◆ EXERCISE DATA:
::::::::

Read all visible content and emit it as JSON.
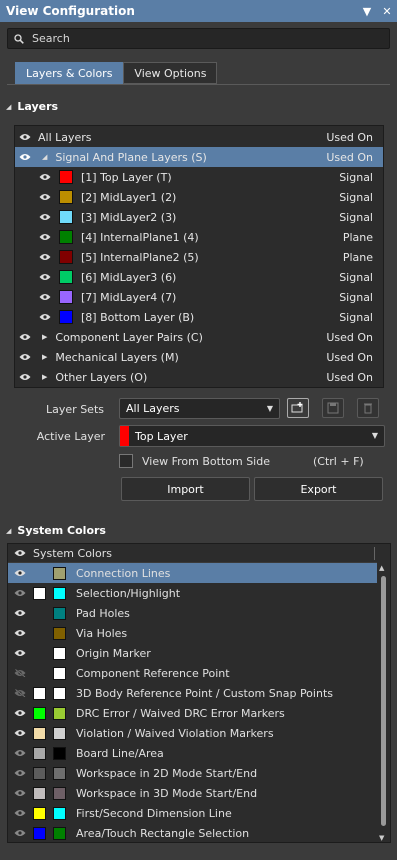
{
  "window": {
    "title": "View Configuration"
  },
  "search": {
    "placeholder": "Search"
  },
  "tabs": [
    {
      "label": "Layers & Colors"
    },
    {
      "label": "View Options"
    }
  ],
  "layers_section": {
    "title": "Layers",
    "all_layers": {
      "label": "All Layers",
      "status": "Used On"
    },
    "signal_plane": {
      "label": "Signal And Plane Layers (S)",
      "status": "Used On"
    },
    "layer_rows": [
      {
        "label": "[1] Top Layer (T)",
        "type": "Signal",
        "color": "#ff0000"
      },
      {
        "label": "[2] MidLayer1 (2)",
        "type": "Signal",
        "color": "#bc8e00"
      },
      {
        "label": "[3] MidLayer2 (3)",
        "type": "Signal",
        "color": "#70dbfa"
      },
      {
        "label": "[4] InternalPlane1 (4)",
        "type": "Plane",
        "color": "#008000"
      },
      {
        "label": "[5] InternalPlane2 (5)",
        "type": "Plane",
        "color": "#800000"
      },
      {
        "label": "[6] MidLayer3 (6)",
        "type": "Signal",
        "color": "#00cc66"
      },
      {
        "label": "[7] MidLayer4 (7)",
        "type": "Signal",
        "color": "#9966ff"
      },
      {
        "label": "[8] Bottom Layer (B)",
        "type": "Signal",
        "color": "#0000ff"
      }
    ],
    "groups": [
      {
        "label": "Component Layer Pairs (C)",
        "status": "Used On"
      },
      {
        "label": "Mechanical Layers (M)",
        "status": "Used On"
      },
      {
        "label": "Other Layers (O)",
        "status": "Used On"
      }
    ]
  },
  "form": {
    "layer_sets_label": "Layer Sets",
    "layer_sets_value": "All Layers",
    "active_layer_label": "Active Layer",
    "active_layer_value": "Top Layer",
    "active_layer_color": "#ff0000",
    "view_bottom_label": "View From Bottom Side",
    "view_bottom_shortcut": "(Ctrl + F)",
    "import_label": "Import",
    "export_label": "Export"
  },
  "system_section": {
    "title": "System Colors",
    "header": "System Colors",
    "rows": [
      {
        "label": "Connection Lines",
        "eye": "on",
        "c1": null,
        "c2": "#a0a070"
      },
      {
        "label": "Selection/Highlight",
        "eye": "dim",
        "c1": "#ffffff",
        "c2": "#00ffff"
      },
      {
        "label": "Pad Holes",
        "eye": "on",
        "c1": null,
        "c2": "#008080"
      },
      {
        "label": "Via Holes",
        "eye": "on",
        "c1": null,
        "c2": "#806000"
      },
      {
        "label": "Origin Marker",
        "eye": "on",
        "c1": null,
        "c2": "#ffffff"
      },
      {
        "label": "Component Reference Point",
        "eye": "off",
        "c1": null,
        "c2": "#ffffff"
      },
      {
        "label": "3D Body Reference Point / Custom Snap Points",
        "eye": "off",
        "c1": "#ffffff",
        "c2": "#ffffff"
      },
      {
        "label": "DRC Error / Waived DRC Error Markers",
        "eye": "on",
        "c1": "#00ff00",
        "c2": "#99cc33"
      },
      {
        "label": "Violation / Waived Violation Markers",
        "eye": "on",
        "c1": "#f2dca8",
        "c2": "#cfcfcf"
      },
      {
        "label": "Board Line/Area",
        "eye": "dim",
        "c1": "#a8a8a8",
        "c2": "#000000"
      },
      {
        "label": "Workspace in 2D Mode Start/End",
        "eye": "dim",
        "c1": "#5c5c5c",
        "c2": "#6e6e6e"
      },
      {
        "label": "Workspace in 3D Mode Start/End",
        "eye": "dim",
        "c1": "#c0bcbc",
        "c2": "#6e5f66"
      },
      {
        "label": "First/Second Dimension Line",
        "eye": "dim",
        "c1": "#ffff00",
        "c2": "#00ffff"
      },
      {
        "label": "Area/Touch Rectangle Selection",
        "eye": "dim",
        "c1": "#0000ff",
        "c2": "#008000"
      }
    ]
  }
}
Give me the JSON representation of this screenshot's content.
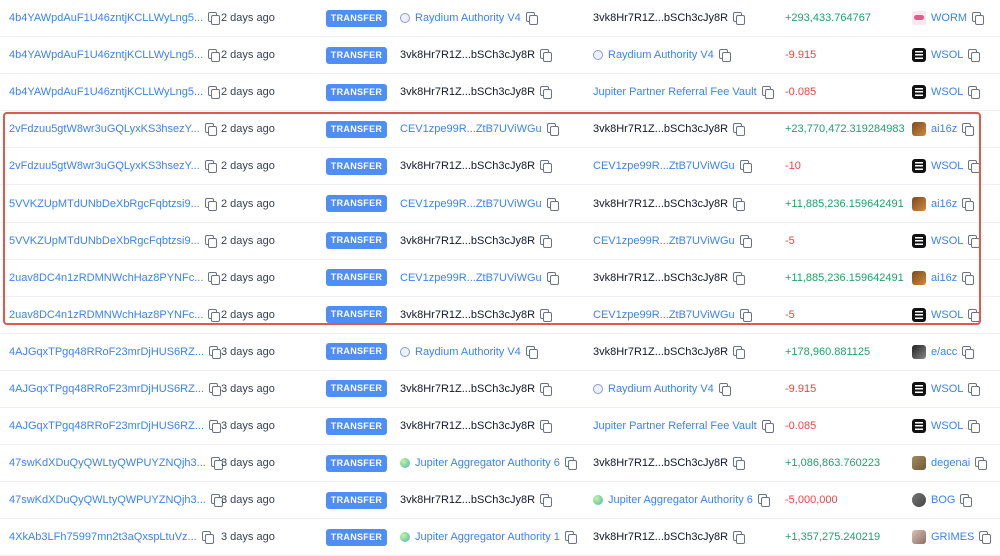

::::::::

◆ WHAT IS EXPECTED:
Gather all lines from the records above in which "Waived" appears.

◆ SOLUTION TO THIS TASK:
        "label": "DRC Error / Waived DRC Error Markers",
        "label": "Violation / Waived Violation Markers",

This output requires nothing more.